Copy the records that follow exactly as written, but not their pictures.

> SUPPLIED INFORMATION:
--- Begin ---
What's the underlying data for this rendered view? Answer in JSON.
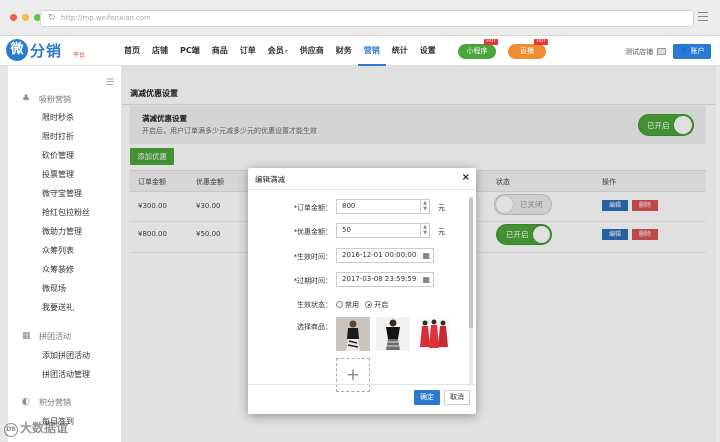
{
  "browser": {
    "url": "http://mp.weifenxiao.com"
  },
  "brand": {
    "logo_char": "微",
    "name": "分销",
    "sub": "平台"
  },
  "nav": {
    "items": [
      "首页",
      "店铺",
      "PC端",
      "商品",
      "订单",
      "会员",
      "供应商",
      "财务",
      "营销",
      "统计",
      "设置"
    ],
    "member_suffix": "▾",
    "active_index": 8,
    "miniprogram": "小程序",
    "live": "直播",
    "hot_badge": "HOT",
    "store_label": "测试店铺",
    "account_label": "账户"
  },
  "sidebar": {
    "sections": [
      {
        "title": "吸粉营销",
        "icon": "user-icon",
        "items": [
          "限时秒杀",
          "限时打折",
          "砍价管理",
          "投票管理",
          "微守宝管理",
          "抢红包拉粉丝",
          "微助力管理",
          "众筹列表",
          "众筹装修",
          "微现场",
          "我要送礼"
        ]
      },
      {
        "title": "拼团活动",
        "icon": "grid-icon",
        "items": [
          "添加拼团活动",
          "拼团活动管理"
        ]
      },
      {
        "title": "积分营销",
        "icon": "coin-icon",
        "items": [
          "每日签到"
        ]
      }
    ]
  },
  "main": {
    "title": "满减优惠设置",
    "setting": {
      "title": "满减优惠设置",
      "desc": "开启后，用户订单满多少元减多少元的优惠设置才能生效",
      "toggle_label": "已开启"
    },
    "add_button": "添加优惠",
    "table": {
      "headers": [
        "订单金额",
        "优惠金额",
        "状态",
        "操作"
      ],
      "rows": [
        {
          "order_amount": "¥300.00",
          "discount": "¥30.00",
          "status": "已关闭",
          "status_on": false
        },
        {
          "order_amount": "¥800.00",
          "discount": "¥50.00",
          "status": "已开启",
          "status_on": true
        }
      ],
      "edit_label": "编辑",
      "delete_label": "删除"
    }
  },
  "modal": {
    "title": "编辑满减",
    "close": "×",
    "fields": {
      "order_amount": {
        "label": "*订单金额：",
        "value": "800",
        "unit": "元"
      },
      "discount": {
        "label": "*优惠金额：",
        "value": "50",
        "unit": "元"
      },
      "start_time": {
        "label": "*生效时间：",
        "value": "2016-12-01 00:00:00"
      },
      "end_time": {
        "label": "*过期时间：",
        "value": "2017-03-08 23:59:59"
      },
      "status": {
        "label": "生效状态：",
        "options": [
          "禁用",
          "开启"
        ],
        "selected": "开启"
      },
      "goods": {
        "label": "选择商品：",
        "add": "+"
      }
    },
    "ok": "确定",
    "cancel": "取消"
  },
  "watermark": {
    "text": "大数据谊",
    "badge": "DB"
  },
  "colors": {
    "primary": "#2b7ad1",
    "green": "#4aa53a",
    "red": "#d9534f",
    "orange": "#f08c2e"
  }
}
--- End ---
> SOLVED PROBLEM:
What's the underlying data for this rendered view? Answer in JSON.
{
  "browser": {
    "url": "http://mp.weifenxiao.com"
  },
  "brand": {
    "logo_char": "微",
    "name": "分销",
    "sub": "平台"
  },
  "nav": {
    "items": [
      "首页",
      "店铺",
      "PC端",
      "商品",
      "订单",
      "会员",
      "供应商",
      "财务",
      "营销",
      "统计",
      "设置"
    ],
    "member_suffix": "▾",
    "active_index": 8,
    "miniprogram": "小程序",
    "live": "直播",
    "hot_badge": "HOT",
    "store_label": "测试店铺",
    "account_label": "账户"
  },
  "sidebar": {
    "sections": [
      {
        "title": "吸粉营销",
        "icon": "user-icon",
        "items": [
          "限时秒杀",
          "限时打折",
          "砍价管理",
          "投票管理",
          "微守宝管理",
          "抢红包拉粉丝",
          "微助力管理",
          "众筹列表",
          "众筹装修",
          "微现场",
          "我要送礼"
        ]
      },
      {
        "title": "拼团活动",
        "icon": "grid-icon",
        "items": [
          "添加拼团活动",
          "拼团活动管理"
        ]
      },
      {
        "title": "积分营销",
        "icon": "coin-icon",
        "items": [
          "每日签到"
        ]
      }
    ]
  },
  "main": {
    "title": "满减优惠设置",
    "setting": {
      "title": "满减优惠设置",
      "desc": "开启后，用户订单满多少元减多少元的优惠设置才能生效",
      "toggle_label": "已开启"
    },
    "add_button": "添加优惠",
    "table": {
      "headers": [
        "订单金额",
        "优惠金额",
        "状态",
        "操作"
      ],
      "rows": [
        {
          "order_amount": "¥300.00",
          "discount": "¥30.00",
          "status": "已关闭",
          "status_on": false
        },
        {
          "order_amount": "¥800.00",
          "discount": "¥50.00",
          "status": "已开启",
          "status_on": true
        }
      ],
      "edit_label": "编辑",
      "delete_label": "删除"
    }
  },
  "modal": {
    "title": "编辑满减",
    "close": "×",
    "fields": {
      "order_amount": {
        "label": "*订单金额：",
        "value": "800",
        "unit": "元"
      },
      "discount": {
        "label": "*优惠金额：",
        "value": "50",
        "unit": "元"
      },
      "start_time": {
        "label": "*生效时间：",
        "value": "2016-12-01 00:00:00"
      },
      "end_time": {
        "label": "*过期时间：",
        "value": "2017-03-08 23:59:59"
      },
      "status": {
        "label": "生效状态：",
        "options": [
          "禁用",
          "开启"
        ],
        "selected": "开启"
      },
      "goods": {
        "label": "选择商品：",
        "add": "+"
      }
    },
    "ok": "确定",
    "cancel": "取消"
  },
  "watermark": {
    "text": "大数据谊",
    "badge": "DB"
  },
  "colors": {
    "primary": "#2b7ad1",
    "green": "#4aa53a",
    "red": "#d9534f",
    "orange": "#f08c2e"
  }
}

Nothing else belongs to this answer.